■ Required task
Count every line in the following entries where the word "values" appears. Give the count alone.

■ Task input

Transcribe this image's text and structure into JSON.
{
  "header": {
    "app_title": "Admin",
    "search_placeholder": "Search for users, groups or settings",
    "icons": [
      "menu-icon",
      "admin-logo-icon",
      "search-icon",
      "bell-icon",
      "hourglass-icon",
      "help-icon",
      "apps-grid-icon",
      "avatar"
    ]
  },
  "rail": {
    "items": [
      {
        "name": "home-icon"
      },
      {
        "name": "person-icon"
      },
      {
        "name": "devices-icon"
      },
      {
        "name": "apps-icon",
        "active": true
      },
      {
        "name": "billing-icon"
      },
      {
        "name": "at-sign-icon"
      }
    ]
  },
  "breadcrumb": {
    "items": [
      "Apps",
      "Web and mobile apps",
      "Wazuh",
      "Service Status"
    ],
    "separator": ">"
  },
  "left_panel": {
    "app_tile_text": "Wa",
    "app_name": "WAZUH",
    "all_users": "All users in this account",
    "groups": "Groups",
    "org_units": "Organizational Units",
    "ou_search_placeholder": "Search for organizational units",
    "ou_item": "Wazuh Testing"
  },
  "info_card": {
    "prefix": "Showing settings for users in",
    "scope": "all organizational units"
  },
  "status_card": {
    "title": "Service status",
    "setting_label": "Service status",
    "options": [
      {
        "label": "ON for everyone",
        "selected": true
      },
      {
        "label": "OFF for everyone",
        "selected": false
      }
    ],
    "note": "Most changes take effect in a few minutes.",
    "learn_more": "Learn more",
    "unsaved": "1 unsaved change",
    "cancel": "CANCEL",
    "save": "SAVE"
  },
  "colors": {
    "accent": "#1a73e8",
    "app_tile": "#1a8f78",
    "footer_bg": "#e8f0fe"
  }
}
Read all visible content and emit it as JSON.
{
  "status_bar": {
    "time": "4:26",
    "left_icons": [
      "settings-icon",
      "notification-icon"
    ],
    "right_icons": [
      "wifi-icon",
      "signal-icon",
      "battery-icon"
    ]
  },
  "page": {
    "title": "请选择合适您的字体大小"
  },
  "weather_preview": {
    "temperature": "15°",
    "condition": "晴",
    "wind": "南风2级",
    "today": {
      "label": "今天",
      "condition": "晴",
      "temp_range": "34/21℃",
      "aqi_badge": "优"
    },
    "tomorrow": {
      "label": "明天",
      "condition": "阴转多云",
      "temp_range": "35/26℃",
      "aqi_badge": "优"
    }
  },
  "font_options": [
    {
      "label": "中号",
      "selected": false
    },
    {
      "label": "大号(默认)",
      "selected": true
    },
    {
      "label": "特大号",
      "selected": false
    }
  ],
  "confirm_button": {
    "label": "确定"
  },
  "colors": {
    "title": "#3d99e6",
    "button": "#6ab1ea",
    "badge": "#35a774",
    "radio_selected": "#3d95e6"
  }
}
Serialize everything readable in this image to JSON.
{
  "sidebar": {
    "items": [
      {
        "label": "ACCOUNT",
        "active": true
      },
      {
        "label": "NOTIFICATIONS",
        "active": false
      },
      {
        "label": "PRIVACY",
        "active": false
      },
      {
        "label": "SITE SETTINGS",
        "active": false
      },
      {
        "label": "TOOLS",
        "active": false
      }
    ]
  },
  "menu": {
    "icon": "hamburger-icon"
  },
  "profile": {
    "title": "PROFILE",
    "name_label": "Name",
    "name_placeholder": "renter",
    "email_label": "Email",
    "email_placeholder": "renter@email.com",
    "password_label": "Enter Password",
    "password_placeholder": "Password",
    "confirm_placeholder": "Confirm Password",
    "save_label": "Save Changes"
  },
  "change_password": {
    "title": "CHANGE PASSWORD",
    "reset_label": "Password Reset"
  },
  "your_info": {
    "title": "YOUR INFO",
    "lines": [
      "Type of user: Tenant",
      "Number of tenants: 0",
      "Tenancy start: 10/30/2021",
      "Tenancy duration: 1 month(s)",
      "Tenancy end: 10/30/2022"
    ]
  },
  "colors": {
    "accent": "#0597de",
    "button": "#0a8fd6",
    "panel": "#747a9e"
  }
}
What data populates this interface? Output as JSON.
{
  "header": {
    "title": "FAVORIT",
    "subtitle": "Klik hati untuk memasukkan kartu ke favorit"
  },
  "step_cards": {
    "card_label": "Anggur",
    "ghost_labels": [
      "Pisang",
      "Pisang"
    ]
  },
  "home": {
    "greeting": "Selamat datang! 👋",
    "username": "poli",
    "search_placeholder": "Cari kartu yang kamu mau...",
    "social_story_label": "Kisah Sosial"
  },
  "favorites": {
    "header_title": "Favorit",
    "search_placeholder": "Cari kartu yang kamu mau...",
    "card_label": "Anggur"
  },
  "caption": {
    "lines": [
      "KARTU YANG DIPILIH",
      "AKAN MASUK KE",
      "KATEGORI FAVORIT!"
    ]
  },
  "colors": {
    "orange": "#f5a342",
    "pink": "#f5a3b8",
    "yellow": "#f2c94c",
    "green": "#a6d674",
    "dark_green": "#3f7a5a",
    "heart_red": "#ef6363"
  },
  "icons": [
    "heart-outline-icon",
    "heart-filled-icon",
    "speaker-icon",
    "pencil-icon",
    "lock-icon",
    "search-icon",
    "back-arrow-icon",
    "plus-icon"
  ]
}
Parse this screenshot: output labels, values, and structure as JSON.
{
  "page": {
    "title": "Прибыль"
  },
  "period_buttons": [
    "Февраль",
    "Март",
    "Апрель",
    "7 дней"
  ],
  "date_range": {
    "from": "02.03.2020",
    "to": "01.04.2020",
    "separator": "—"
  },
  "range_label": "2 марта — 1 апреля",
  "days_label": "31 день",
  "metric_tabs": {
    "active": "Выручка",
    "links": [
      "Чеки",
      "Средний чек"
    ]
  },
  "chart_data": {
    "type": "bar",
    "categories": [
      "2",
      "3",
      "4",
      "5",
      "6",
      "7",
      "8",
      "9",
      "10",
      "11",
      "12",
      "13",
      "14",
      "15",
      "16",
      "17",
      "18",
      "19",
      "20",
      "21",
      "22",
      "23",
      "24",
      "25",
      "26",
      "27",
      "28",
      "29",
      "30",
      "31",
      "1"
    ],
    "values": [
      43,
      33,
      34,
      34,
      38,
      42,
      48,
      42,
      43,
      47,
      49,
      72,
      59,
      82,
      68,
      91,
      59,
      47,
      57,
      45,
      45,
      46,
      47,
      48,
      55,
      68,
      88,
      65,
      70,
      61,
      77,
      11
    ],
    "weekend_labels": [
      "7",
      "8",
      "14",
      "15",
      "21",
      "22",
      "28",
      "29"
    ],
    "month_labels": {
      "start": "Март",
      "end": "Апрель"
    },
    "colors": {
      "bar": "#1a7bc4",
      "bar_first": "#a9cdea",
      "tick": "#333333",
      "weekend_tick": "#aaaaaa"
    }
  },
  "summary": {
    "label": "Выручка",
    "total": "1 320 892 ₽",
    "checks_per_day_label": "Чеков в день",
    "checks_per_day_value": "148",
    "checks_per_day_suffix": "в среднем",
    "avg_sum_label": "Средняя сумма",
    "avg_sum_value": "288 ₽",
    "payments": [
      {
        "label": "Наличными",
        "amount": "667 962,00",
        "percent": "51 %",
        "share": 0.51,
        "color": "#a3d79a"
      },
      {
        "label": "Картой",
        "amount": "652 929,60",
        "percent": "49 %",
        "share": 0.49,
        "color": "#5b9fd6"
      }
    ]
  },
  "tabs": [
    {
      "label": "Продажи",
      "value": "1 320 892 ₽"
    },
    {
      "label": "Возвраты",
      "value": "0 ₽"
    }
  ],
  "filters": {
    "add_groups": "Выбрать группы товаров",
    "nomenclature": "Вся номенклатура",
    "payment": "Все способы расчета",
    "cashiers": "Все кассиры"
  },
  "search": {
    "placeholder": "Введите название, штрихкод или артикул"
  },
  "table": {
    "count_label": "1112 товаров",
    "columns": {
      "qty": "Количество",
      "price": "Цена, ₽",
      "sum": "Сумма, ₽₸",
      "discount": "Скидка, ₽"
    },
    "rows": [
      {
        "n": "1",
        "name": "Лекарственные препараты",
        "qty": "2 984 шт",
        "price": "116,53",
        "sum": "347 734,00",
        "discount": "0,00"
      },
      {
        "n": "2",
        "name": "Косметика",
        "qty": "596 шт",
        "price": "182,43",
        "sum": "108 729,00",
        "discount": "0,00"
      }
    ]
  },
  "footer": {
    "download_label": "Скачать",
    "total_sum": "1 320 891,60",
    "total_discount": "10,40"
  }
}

■ The completed task
2